### Given task
Repeat the listing below word for word, keeping every line unchanged and in the same order.

### Input
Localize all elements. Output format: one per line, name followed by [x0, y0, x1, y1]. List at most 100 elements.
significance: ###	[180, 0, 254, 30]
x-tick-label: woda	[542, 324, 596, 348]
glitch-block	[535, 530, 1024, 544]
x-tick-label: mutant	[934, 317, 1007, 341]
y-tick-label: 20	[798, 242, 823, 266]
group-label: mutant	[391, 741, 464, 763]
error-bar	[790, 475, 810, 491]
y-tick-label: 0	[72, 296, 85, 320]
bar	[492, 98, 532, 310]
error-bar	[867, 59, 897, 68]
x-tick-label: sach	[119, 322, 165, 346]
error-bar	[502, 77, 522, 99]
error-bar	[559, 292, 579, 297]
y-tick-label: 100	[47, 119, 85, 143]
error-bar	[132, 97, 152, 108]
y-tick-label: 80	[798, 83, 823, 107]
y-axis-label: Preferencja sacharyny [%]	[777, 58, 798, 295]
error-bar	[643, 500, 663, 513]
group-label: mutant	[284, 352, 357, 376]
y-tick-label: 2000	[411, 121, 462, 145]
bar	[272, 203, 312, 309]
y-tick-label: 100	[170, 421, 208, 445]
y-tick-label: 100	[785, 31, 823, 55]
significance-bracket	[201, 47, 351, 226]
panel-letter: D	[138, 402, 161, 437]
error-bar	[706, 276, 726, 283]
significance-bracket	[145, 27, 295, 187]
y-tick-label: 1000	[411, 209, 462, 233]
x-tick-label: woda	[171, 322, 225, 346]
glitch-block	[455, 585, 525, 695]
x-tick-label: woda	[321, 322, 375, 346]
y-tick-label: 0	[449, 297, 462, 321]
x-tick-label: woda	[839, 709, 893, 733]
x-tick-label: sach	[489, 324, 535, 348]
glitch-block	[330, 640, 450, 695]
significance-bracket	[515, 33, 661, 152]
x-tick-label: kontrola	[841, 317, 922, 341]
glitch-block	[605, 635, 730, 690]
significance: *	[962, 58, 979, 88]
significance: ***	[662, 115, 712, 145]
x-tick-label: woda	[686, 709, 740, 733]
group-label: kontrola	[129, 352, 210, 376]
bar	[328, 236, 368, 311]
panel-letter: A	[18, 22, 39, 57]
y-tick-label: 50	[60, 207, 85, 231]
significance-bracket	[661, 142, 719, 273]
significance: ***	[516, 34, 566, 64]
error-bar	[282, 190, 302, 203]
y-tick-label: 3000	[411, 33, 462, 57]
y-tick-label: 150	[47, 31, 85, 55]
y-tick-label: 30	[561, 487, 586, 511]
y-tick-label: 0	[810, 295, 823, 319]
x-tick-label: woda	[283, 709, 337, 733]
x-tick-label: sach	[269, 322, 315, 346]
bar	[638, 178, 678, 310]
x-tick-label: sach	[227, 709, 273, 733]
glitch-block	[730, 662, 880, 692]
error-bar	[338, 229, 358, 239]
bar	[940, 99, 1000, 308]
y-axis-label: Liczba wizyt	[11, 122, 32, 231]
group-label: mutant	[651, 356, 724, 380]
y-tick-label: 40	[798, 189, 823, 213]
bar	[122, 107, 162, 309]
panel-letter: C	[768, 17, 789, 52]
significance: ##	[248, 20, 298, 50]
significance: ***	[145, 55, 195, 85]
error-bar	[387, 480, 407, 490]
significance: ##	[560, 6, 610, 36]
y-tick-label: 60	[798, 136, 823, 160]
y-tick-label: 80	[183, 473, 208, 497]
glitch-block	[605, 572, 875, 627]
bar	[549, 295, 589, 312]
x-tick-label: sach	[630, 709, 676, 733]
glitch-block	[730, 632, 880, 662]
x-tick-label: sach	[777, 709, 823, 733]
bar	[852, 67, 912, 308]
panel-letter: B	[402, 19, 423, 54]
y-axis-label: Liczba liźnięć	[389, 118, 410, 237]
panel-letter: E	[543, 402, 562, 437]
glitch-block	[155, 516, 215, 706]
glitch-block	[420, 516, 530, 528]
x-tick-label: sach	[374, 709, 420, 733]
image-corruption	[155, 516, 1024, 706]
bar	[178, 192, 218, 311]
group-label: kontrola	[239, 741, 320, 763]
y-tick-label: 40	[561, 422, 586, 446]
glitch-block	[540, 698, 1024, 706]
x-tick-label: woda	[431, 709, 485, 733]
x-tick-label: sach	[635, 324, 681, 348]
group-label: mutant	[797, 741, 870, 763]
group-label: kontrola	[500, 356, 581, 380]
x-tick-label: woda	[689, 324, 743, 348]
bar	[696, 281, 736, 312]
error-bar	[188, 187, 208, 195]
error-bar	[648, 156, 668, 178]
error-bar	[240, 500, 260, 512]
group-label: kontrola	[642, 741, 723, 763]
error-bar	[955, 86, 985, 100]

### Answer to the task
Localize all elements. Output format: one per line, name followed by [x0, y0, x1, y1]. List at most 100 elements.
significance: ###	[180, 0, 254, 30]
x-tick-label: woda	[542, 324, 596, 348]
glitch-block	[535, 530, 1024, 544]
x-tick-label: mutant	[934, 317, 1007, 341]
y-tick-label: 20	[798, 242, 823, 266]
group-label: mutant	[391, 741, 464, 763]
error-bar	[790, 475, 810, 491]
y-tick-label: 0	[72, 296, 85, 320]
bar	[492, 98, 532, 310]
error-bar	[867, 59, 897, 68]
x-tick-label: sach	[119, 322, 165, 346]
error-bar	[502, 77, 522, 99]
error-bar	[559, 292, 579, 297]
y-tick-label: 100	[47, 119, 85, 143]
error-bar	[132, 97, 152, 108]
y-tick-label: 80	[798, 83, 823, 107]
y-axis-label: Preferencja sacharyny [%]	[777, 58, 798, 295]
error-bar	[643, 500, 663, 513]
group-label: mutant	[284, 352, 357, 376]
y-tick-label: 2000	[411, 121, 462, 145]
bar	[272, 203, 312, 309]
y-tick-label: 100	[170, 421, 208, 445]
y-tick-label: 100	[785, 31, 823, 55]
significance-bracket	[201, 47, 351, 226]
panel-letter: D	[138, 402, 161, 437]
error-bar	[706, 276, 726, 283]
significance-bracket	[145, 27, 295, 187]
y-tick-label: 1000	[411, 209, 462, 233]
x-tick-label: woda	[171, 322, 225, 346]
glitch-block	[455, 585, 525, 695]
x-tick-label: woda	[321, 322, 375, 346]
y-tick-label: 0	[449, 297, 462, 321]
x-tick-label: woda	[839, 709, 893, 733]
x-tick-label: sach	[489, 324, 535, 348]
glitch-block	[330, 640, 450, 695]
significance-bracket	[515, 33, 661, 152]
x-tick-label: kontrola	[841, 317, 922, 341]
glitch-block	[605, 635, 730, 690]
significance: *	[962, 58, 979, 88]
significance: ***	[662, 115, 712, 145]
x-tick-label: woda	[686, 709, 740, 733]
group-label: kontrola	[129, 352, 210, 376]
bar	[328, 236, 368, 311]
panel-letter: A	[18, 22, 39, 57]
y-tick-label: 50	[60, 207, 85, 231]
significance-bracket	[661, 142, 719, 273]
significance: ***	[516, 34, 566, 64]
error-bar	[282, 190, 302, 203]
y-tick-label: 3000	[411, 33, 462, 57]
y-tick-label: 150	[47, 31, 85, 55]
y-tick-label: 30	[561, 487, 586, 511]
y-tick-label: 0	[810, 295, 823, 319]
x-tick-label: woda	[283, 709, 337, 733]
x-tick-label: sach	[269, 322, 315, 346]
bar	[638, 178, 678, 310]
x-tick-label: sach	[227, 709, 273, 733]
glitch-block	[730, 662, 880, 692]
error-bar	[338, 229, 358, 239]
bar	[940, 99, 1000, 308]
y-axis-label: Liczba wizyt	[11, 122, 32, 231]
group-label: mutant	[651, 356, 724, 380]
y-tick-label: 40	[798, 189, 823, 213]
bar	[122, 107, 162, 309]
panel-letter: C	[768, 17, 789, 52]
significance: ##	[248, 20, 298, 50]
significance: ***	[145, 55, 195, 85]
error-bar	[387, 480, 407, 490]
significance: ##	[560, 6, 610, 36]
y-tick-label: 60	[798, 136, 823, 160]
y-tick-label: 80	[183, 473, 208, 497]
glitch-block	[605, 572, 875, 627]
bar	[549, 295, 589, 312]
x-tick-label: sach	[630, 709, 676, 733]
glitch-block	[730, 632, 880, 662]
x-tick-label: sach	[777, 709, 823, 733]
bar	[852, 67, 912, 308]
panel-letter: B	[402, 19, 423, 54]
y-axis-label: Liczba liźnięć	[389, 118, 410, 237]
panel-letter: E	[543, 402, 562, 437]
glitch-block	[155, 516, 215, 706]
glitch-block	[420, 516, 530, 528]
x-tick-label: sach	[374, 709, 420, 733]
image-corruption	[155, 516, 1024, 706]
bar	[178, 192, 218, 311]
group-label: kontrola	[239, 741, 320, 763]
y-tick-label: 40	[561, 422, 586, 446]
glitch-block	[540, 698, 1024, 706]
x-tick-label: woda	[431, 709, 485, 733]
x-tick-label: sach	[635, 324, 681, 348]
group-label: mutant	[797, 741, 870, 763]
group-label: kontrola	[500, 356, 581, 380]
x-tick-label: woda	[689, 324, 743, 348]
bar	[696, 281, 736, 312]
error-bar	[188, 187, 208, 195]
error-bar	[648, 156, 668, 178]
error-bar	[240, 500, 260, 512]
group-label: kontrola	[642, 741, 723, 763]
error-bar	[955, 86, 985, 100]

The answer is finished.